Print the data exactly as it is given, please.

(Entries with figure data)
= = =
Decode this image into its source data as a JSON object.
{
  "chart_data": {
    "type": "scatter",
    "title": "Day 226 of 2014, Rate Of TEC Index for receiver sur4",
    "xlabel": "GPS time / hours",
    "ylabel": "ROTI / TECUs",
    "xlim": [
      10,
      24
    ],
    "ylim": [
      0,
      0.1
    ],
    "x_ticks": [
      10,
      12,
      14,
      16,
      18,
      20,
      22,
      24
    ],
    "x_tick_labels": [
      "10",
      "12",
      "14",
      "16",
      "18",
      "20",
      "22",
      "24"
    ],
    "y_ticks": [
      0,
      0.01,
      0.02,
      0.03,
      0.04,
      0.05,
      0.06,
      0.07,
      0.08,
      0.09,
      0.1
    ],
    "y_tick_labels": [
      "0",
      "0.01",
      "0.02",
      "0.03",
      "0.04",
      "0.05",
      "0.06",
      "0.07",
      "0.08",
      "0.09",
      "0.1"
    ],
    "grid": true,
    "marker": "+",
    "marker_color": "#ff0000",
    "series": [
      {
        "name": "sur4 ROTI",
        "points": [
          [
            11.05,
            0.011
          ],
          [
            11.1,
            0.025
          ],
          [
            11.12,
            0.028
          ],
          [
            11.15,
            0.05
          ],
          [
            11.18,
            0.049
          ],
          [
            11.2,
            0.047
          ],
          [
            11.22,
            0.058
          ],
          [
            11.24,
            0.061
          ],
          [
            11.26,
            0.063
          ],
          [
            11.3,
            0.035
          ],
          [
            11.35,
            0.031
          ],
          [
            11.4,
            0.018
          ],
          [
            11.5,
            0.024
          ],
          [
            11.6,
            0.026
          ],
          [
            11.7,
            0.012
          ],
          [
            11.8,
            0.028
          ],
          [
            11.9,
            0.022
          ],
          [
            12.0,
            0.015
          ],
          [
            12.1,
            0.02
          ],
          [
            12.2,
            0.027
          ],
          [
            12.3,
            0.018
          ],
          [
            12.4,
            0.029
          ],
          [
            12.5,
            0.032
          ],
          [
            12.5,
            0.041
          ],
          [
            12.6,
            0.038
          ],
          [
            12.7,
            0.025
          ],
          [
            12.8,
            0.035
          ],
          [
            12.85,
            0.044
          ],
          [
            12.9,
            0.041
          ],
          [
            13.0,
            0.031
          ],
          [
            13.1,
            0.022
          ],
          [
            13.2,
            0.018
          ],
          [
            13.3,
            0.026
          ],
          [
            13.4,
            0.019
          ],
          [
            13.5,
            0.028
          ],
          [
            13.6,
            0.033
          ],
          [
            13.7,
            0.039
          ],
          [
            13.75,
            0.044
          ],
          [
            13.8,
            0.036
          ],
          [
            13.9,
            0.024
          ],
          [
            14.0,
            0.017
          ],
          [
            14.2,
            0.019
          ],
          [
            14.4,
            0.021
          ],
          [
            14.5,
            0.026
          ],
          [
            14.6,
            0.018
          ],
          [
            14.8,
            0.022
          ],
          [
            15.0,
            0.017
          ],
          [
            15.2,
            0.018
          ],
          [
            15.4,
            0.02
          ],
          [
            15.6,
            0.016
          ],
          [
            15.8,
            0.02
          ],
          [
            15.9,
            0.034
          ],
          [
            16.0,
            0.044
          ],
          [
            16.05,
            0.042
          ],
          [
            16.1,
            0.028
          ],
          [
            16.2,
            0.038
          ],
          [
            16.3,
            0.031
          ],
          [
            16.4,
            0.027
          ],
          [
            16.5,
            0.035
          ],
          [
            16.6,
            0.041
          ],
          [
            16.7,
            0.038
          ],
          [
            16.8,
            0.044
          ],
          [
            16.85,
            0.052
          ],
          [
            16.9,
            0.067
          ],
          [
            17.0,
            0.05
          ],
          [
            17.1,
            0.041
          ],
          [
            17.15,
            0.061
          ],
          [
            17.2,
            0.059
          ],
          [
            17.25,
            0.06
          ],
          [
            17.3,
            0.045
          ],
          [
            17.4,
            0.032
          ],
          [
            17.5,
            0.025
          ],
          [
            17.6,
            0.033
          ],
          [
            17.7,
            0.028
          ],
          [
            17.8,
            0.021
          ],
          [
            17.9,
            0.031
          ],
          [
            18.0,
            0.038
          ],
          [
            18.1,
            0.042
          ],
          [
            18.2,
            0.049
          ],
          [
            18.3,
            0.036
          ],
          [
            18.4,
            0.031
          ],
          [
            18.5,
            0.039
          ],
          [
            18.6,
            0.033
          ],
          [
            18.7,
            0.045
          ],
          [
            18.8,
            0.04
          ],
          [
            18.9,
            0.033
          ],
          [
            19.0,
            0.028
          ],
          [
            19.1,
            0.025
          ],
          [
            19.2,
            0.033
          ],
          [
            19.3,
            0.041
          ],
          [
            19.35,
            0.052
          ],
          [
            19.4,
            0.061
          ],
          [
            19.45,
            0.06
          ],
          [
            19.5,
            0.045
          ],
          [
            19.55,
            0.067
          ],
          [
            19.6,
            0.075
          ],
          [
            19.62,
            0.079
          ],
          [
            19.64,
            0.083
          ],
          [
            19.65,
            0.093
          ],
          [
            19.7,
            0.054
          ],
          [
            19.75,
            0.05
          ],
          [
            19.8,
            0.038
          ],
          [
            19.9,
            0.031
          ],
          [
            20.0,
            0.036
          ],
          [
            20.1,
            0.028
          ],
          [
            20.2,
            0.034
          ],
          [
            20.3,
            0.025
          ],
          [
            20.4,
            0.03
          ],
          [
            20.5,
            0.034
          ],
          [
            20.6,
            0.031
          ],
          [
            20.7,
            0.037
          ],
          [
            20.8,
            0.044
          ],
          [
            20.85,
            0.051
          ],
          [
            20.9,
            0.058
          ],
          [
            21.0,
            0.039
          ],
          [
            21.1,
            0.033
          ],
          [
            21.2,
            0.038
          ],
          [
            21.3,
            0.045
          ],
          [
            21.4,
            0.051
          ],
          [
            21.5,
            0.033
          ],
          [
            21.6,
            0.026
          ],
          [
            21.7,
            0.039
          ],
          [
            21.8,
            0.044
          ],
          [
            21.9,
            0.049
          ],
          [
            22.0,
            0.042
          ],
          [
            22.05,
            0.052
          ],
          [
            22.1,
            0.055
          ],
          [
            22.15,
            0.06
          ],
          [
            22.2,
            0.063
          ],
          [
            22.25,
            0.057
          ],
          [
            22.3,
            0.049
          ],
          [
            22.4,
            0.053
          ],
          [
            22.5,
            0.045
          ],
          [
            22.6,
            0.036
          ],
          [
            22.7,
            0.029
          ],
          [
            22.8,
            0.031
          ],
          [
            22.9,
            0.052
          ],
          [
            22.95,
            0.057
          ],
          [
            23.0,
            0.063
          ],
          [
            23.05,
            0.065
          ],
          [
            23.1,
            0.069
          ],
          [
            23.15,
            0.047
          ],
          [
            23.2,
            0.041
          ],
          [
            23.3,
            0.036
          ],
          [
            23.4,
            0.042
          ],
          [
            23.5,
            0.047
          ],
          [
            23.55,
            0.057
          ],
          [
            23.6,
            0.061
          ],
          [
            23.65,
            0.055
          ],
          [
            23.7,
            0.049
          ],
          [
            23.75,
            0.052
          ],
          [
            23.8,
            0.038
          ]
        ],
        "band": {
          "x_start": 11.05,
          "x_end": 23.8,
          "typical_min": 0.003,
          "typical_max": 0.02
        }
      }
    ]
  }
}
= = =
* _Solution_:
Decode this image into its source data as a JSON object.
{
  "chart_data": {
    "type": "scatter",
    "title": "Day 226 of 2014, Rate Of TEC Index for receiver sur4",
    "xlabel": "GPS time / hours",
    "ylabel": "ROTI / TECUs",
    "xlim": [
      10,
      24
    ],
    "ylim": [
      0,
      0.1
    ],
    "x_ticks": [
      10,
      12,
      14,
      16,
      18,
      20,
      22,
      24
    ],
    "x_tick_labels": [
      "10",
      "12",
      "14",
      "16",
      "18",
      "20",
      "22",
      "24"
    ],
    "y_ticks": [
      0,
      0.01,
      0.02,
      0.03,
      0.04,
      0.05,
      0.06,
      0.07,
      0.08,
      0.09,
      0.1
    ],
    "y_tick_labels": [
      "0",
      "0.01",
      "0.02",
      "0.03",
      "0.04",
      "0.05",
      "0.06",
      "0.07",
      "0.08",
      "0.09",
      "0.1"
    ],
    "grid": true,
    "marker": "+",
    "marker_color": "#ff0000",
    "series": [
      {
        "name": "sur4 ROTI",
        "points": [
          [
            11.05,
            0.011
          ],
          [
            11.1,
            0.025
          ],
          [
            11.12,
            0.028
          ],
          [
            11.15,
            0.05
          ],
          [
            11.18,
            0.049
          ],
          [
            11.2,
            0.047
          ],
          [
            11.22,
            0.058
          ],
          [
            11.24,
            0.061
          ],
          [
            11.26,
            0.063
          ],
          [
            11.3,
            0.035
          ],
          [
            11.35,
            0.031
          ],
          [
            11.4,
            0.018
          ],
          [
            11.5,
            0.024
          ],
          [
            11.6,
            0.026
          ],
          [
            11.7,
            0.012
          ],
          [
            11.8,
            0.028
          ],
          [
            11.9,
            0.022
          ],
          [
            12.0,
            0.015
          ],
          [
            12.1,
            0.02
          ],
          [
            12.2,
            0.027
          ],
          [
            12.3,
            0.018
          ],
          [
            12.4,
            0.029
          ],
          [
            12.5,
            0.032
          ],
          [
            12.5,
            0.041
          ],
          [
            12.6,
            0.038
          ],
          [
            12.7,
            0.025
          ],
          [
            12.8,
            0.035
          ],
          [
            12.85,
            0.044
          ],
          [
            12.9,
            0.041
          ],
          [
            13.0,
            0.031
          ],
          [
            13.1,
            0.022
          ],
          [
            13.2,
            0.018
          ],
          [
            13.3,
            0.026
          ],
          [
            13.4,
            0.019
          ],
          [
            13.5,
            0.028
          ],
          [
            13.6,
            0.033
          ],
          [
            13.7,
            0.039
          ],
          [
            13.75,
            0.044
          ],
          [
            13.8,
            0.036
          ],
          [
            13.9,
            0.024
          ],
          [
            14.0,
            0.017
          ],
          [
            14.2,
            0.019
          ],
          [
            14.4,
            0.021
          ],
          [
            14.5,
            0.026
          ],
          [
            14.6,
            0.018
          ],
          [
            14.8,
            0.022
          ],
          [
            15.0,
            0.017
          ],
          [
            15.2,
            0.018
          ],
          [
            15.4,
            0.02
          ],
          [
            15.6,
            0.016
          ],
          [
            15.8,
            0.02
          ],
          [
            15.9,
            0.034
          ],
          [
            16.0,
            0.044
          ],
          [
            16.05,
            0.042
          ],
          [
            16.1,
            0.028
          ],
          [
            16.2,
            0.038
          ],
          [
            16.3,
            0.031
          ],
          [
            16.4,
            0.027
          ],
          [
            16.5,
            0.035
          ],
          [
            16.6,
            0.041
          ],
          [
            16.7,
            0.038
          ],
          [
            16.8,
            0.044
          ],
          [
            16.85,
            0.052
          ],
          [
            16.9,
            0.067
          ],
          [
            17.0,
            0.05
          ],
          [
            17.1,
            0.041
          ],
          [
            17.15,
            0.061
          ],
          [
            17.2,
            0.059
          ],
          [
            17.25,
            0.06
          ],
          [
            17.3,
            0.045
          ],
          [
            17.4,
            0.032
          ],
          [
            17.5,
            0.025
          ],
          [
            17.6,
            0.033
          ],
          [
            17.7,
            0.028
          ],
          [
            17.8,
            0.021
          ],
          [
            17.9,
            0.031
          ],
          [
            18.0,
            0.038
          ],
          [
            18.1,
            0.042
          ],
          [
            18.2,
            0.049
          ],
          [
            18.3,
            0.036
          ],
          [
            18.4,
            0.031
          ],
          [
            18.5,
            0.039
          ],
          [
            18.6,
            0.033
          ],
          [
            18.7,
            0.045
          ],
          [
            18.8,
            0.04
          ],
          [
            18.9,
            0.033
          ],
          [
            19.0,
            0.028
          ],
          [
            19.1,
            0.025
          ],
          [
            19.2,
            0.033
          ],
          [
            19.3,
            0.041
          ],
          [
            19.35,
            0.052
          ],
          [
            19.4,
            0.061
          ],
          [
            19.45,
            0.06
          ],
          [
            19.5,
            0.045
          ],
          [
            19.55,
            0.067
          ],
          [
            19.6,
            0.075
          ],
          [
            19.62,
            0.079
          ],
          [
            19.64,
            0.083
          ],
          [
            19.65,
            0.093
          ],
          [
            19.7,
            0.054
          ],
          [
            19.75,
            0.05
          ],
          [
            19.8,
            0.038
          ],
          [
            19.9,
            0.031
          ],
          [
            20.0,
            0.036
          ],
          [
            20.1,
            0.028
          ],
          [
            20.2,
            0.034
          ],
          [
            20.3,
            0.025
          ],
          [
            20.4,
            0.03
          ],
          [
            20.5,
            0.034
          ],
          [
            20.6,
            0.031
          ],
          [
            20.7,
            0.037
          ],
          [
            20.8,
            0.044
          ],
          [
            20.85,
            0.051
          ],
          [
            20.9,
            0.058
          ],
          [
            21.0,
            0.039
          ],
          [
            21.1,
            0.033
          ],
          [
            21.2,
            0.038
          ],
          [
            21.3,
            0.045
          ],
          [
            21.4,
            0.051
          ],
          [
            21.5,
            0.033
          ],
          [
            21.6,
            0.026
          ],
          [
            21.7,
            0.039
          ],
          [
            21.8,
            0.044
          ],
          [
            21.9,
            0.049
          ],
          [
            22.0,
            0.042
          ],
          [
            22.05,
            0.052
          ],
          [
            22.1,
            0.055
          ],
          [
            22.15,
            0.06
          ],
          [
            22.2,
            0.063
          ],
          [
            22.25,
            0.057
          ],
          [
            22.3,
            0.049
          ],
          [
            22.4,
            0.053
          ],
          [
            22.5,
            0.045
          ],
          [
            22.6,
            0.036
          ],
          [
            22.7,
            0.029
          ],
          [
            22.8,
            0.031
          ],
          [
            22.9,
            0.052
          ],
          [
            22.95,
            0.057
          ],
          [
            23.0,
            0.063
          ],
          [
            23.05,
            0.065
          ],
          [
            23.1,
            0.069
          ],
          [
            23.15,
            0.047
          ],
          [
            23.2,
            0.041
          ],
          [
            23.3,
            0.036
          ],
          [
            23.4,
            0.042
          ],
          [
            23.5,
            0.047
          ],
          [
            23.55,
            0.057
          ],
          [
            23.6,
            0.061
          ],
          [
            23.65,
            0.055
          ],
          [
            23.7,
            0.049
          ],
          [
            23.75,
            0.052
          ],
          [
            23.8,
            0.038
          ]
        ],
        "band": {
          "x_start": 11.05,
          "x_end": 23.8,
          "typical_min": 0.003,
          "typical_max": 0.02
        }
      }
    ]
  }
}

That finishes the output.